→ **Dataset extract**:
===============

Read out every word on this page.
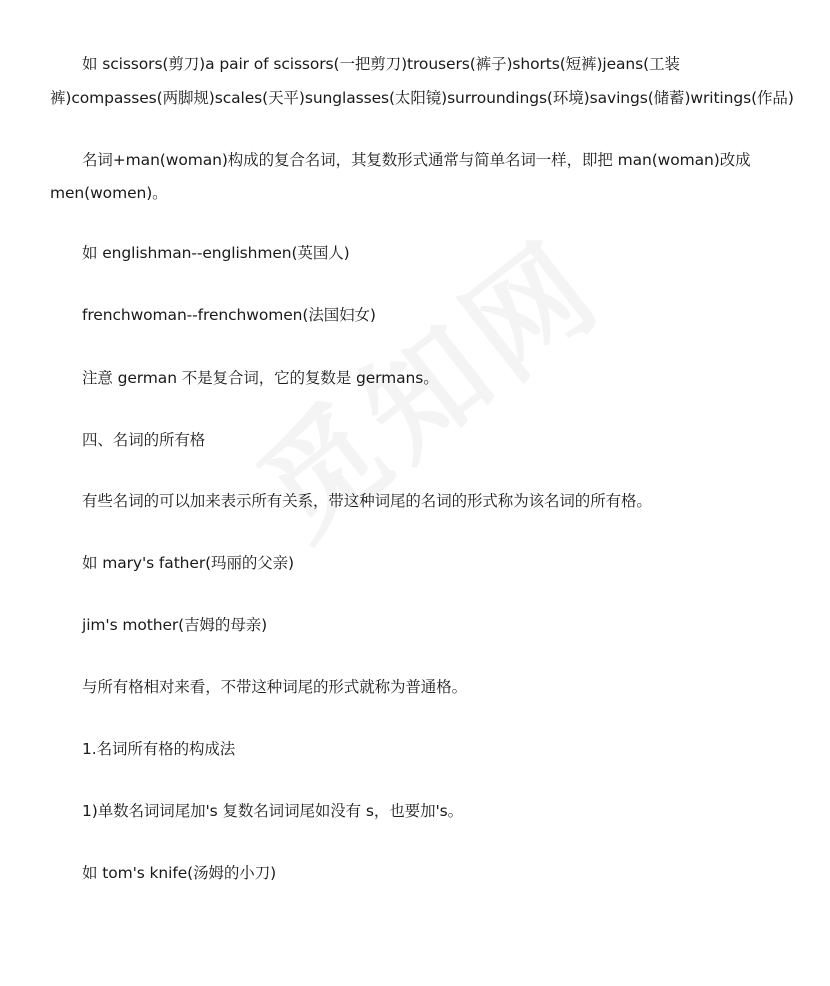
如 scissors(剪刀)a pair of scissors(一把剪刀)trousers(裤子)shorts(短裤)jeans(工装

裤)compasses(两脚规)scales(天平)sunglasses(太阳镜)surroundings(环境)savings(储蓄)writings(作品)

名词+man(woman)构成的复合名词，其复数形式通常与简单名词一样，即把 man(woman)改成

men(women)。

如 englishman--englishmen(英国人)

frenchwoman--frenchwomen(法国妇女)

注意 german 不是复合词，它的复数是 germans。

四、名词的所有格

有些名词的可以加来表示所有关系，带这种词尾的名词的形式称为该名词的所有格。

如 mary's father(玛丽的父亲)

jim's mother(吉姆的母亲)

与所有格相对来看，不带这种词尾的形式就称为普通格。

1.名词所有格的构成法

1)单数名词词尾加's 复数名词词尾如没有 s，也要加's。

如 tom's knife(汤姆的小刀)
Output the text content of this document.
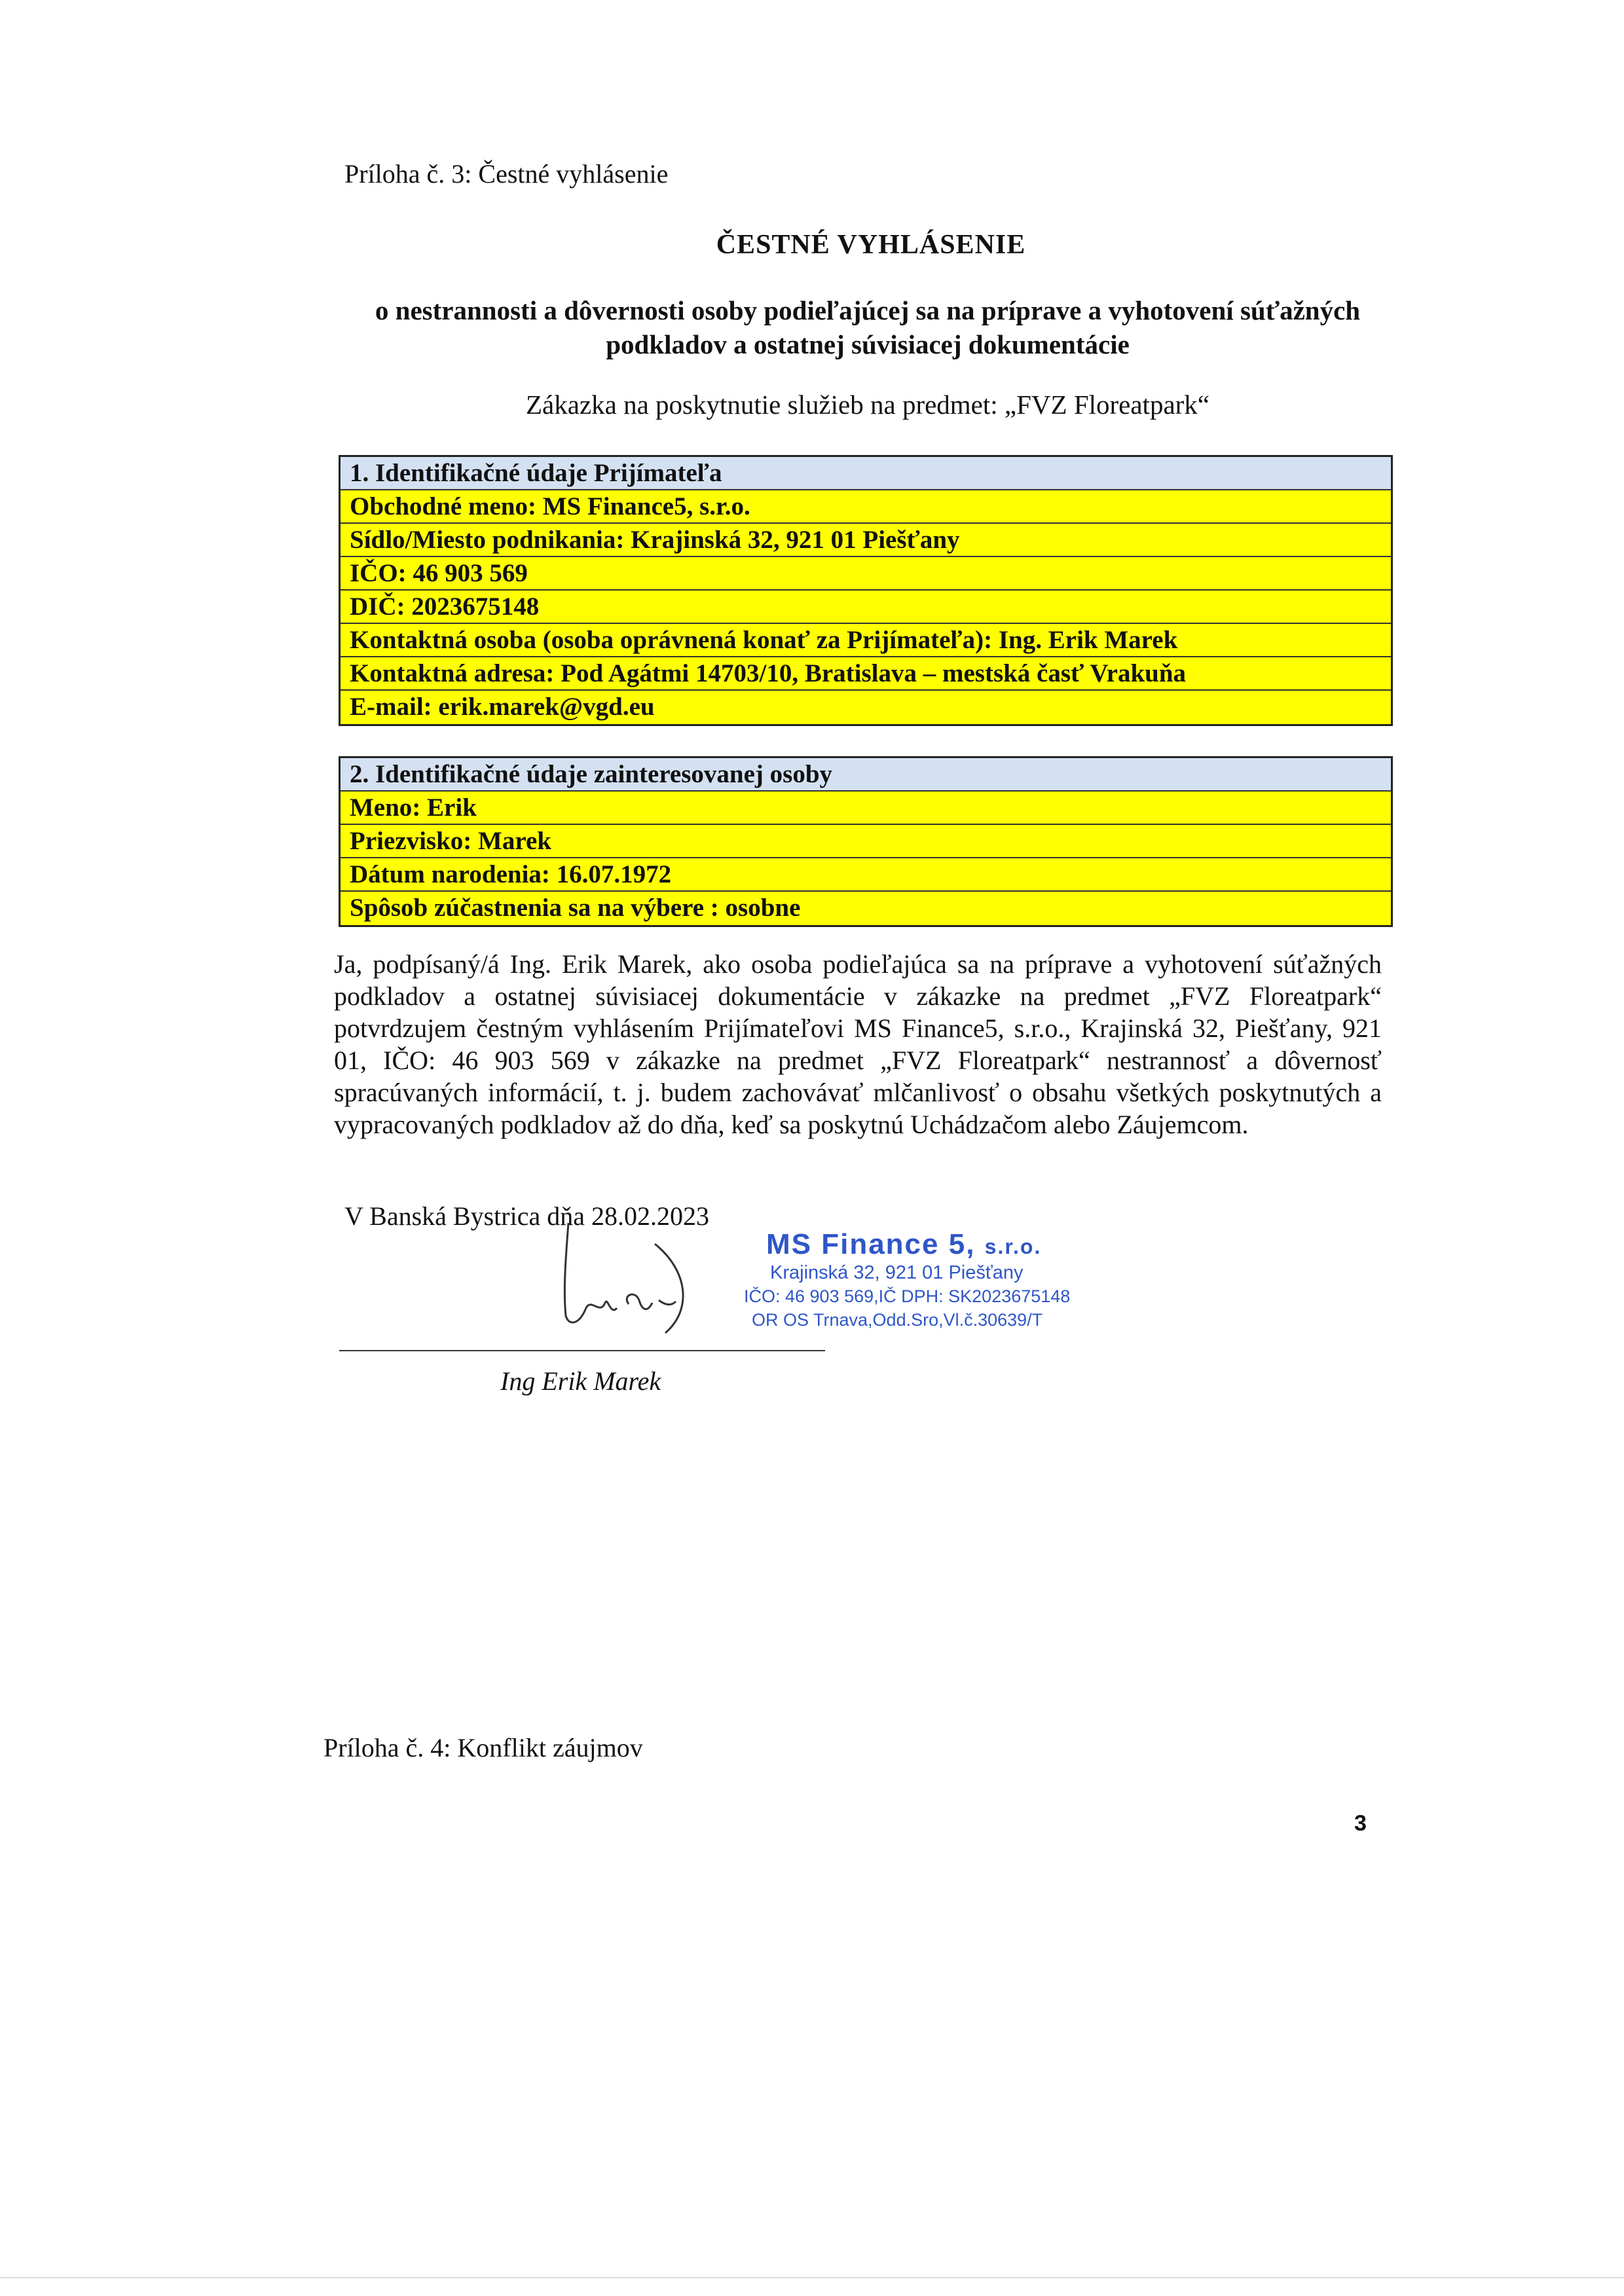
Príloha č. 3: Čestné vyhlásenie
ČESTNÉ VYHLÁSENIE
o nestrannosti a dôvernosti osoby podieľajúcej sa na príprave a vyhotovení súťažných
podkladov a ostatnej súvisiacej dokumentácie
Zákazka na poskytnutie služieb na predmet: „FVZ Floreatpark“
1. Identifikačné údaje Prijímateľa
Obchodné meno: MS Finance5, s.r.o.
Sídlo/Miesto podnikania: Krajinská 32, 921 01 Piešťany
IČO: 46 903 569
DIČ: 2023675148
Kontaktná osoba (osoba oprávnená konať za Prijímateľa): Ing. Erik Marek
Kontaktná adresa: Pod Agátmi 14703/10, Bratislava – mestská časť Vrakuňa
E-mail: erik.marek@vgd.eu
2. Identifikačné údaje zainteresovanej osoby
Meno: Erik
Priezvisko: Marek
Dátum narodenia: 16.07.1972
Spôsob zúčastnenia sa na výbere : osobne
Ja, podpísaný/á Ing. Erik Marek, ako osoba podieľajúca sa na príprave a vyhotovení súťažných podkladov a ostatnej súvisiacej dokumentácie v zákazke na predmet „FVZ Floreatpark“ potvrdzujem čestným vyhlásením Prijímateľovi MS Finance5, s.r.o., Krajinská 32, Piešťany, 921 01, IČO: 46 903 569 v zákazke na predmet „FVZ Floreatpark“ nestrannosť a dôvernosť spracúvaných informácií, t. j. budem zachovávať mlčanlivosť o obsahu všetkých poskytnutých a vypracovaných podkladov až do dňa, keď sa poskytnú Uchádzačom alebo Záujemcom.
V Banská Bystrica dňa 28.02.2023
Ing Erik Marek
MS Finance 5, s.r.o.
Krajinská 32, 921 01 Piešťany
IČO: 46 903 569,IČ DPH: SK2023675148
OR OS Trnava,Odd.Sro,Vl.č.30639/T
Príloha č. 4: Konflikt záujmov
3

===============

→ **Exercise task**: The word "predmet" may turn up on some lines of these records; say how many, with no other words.

→ **The reply**: 2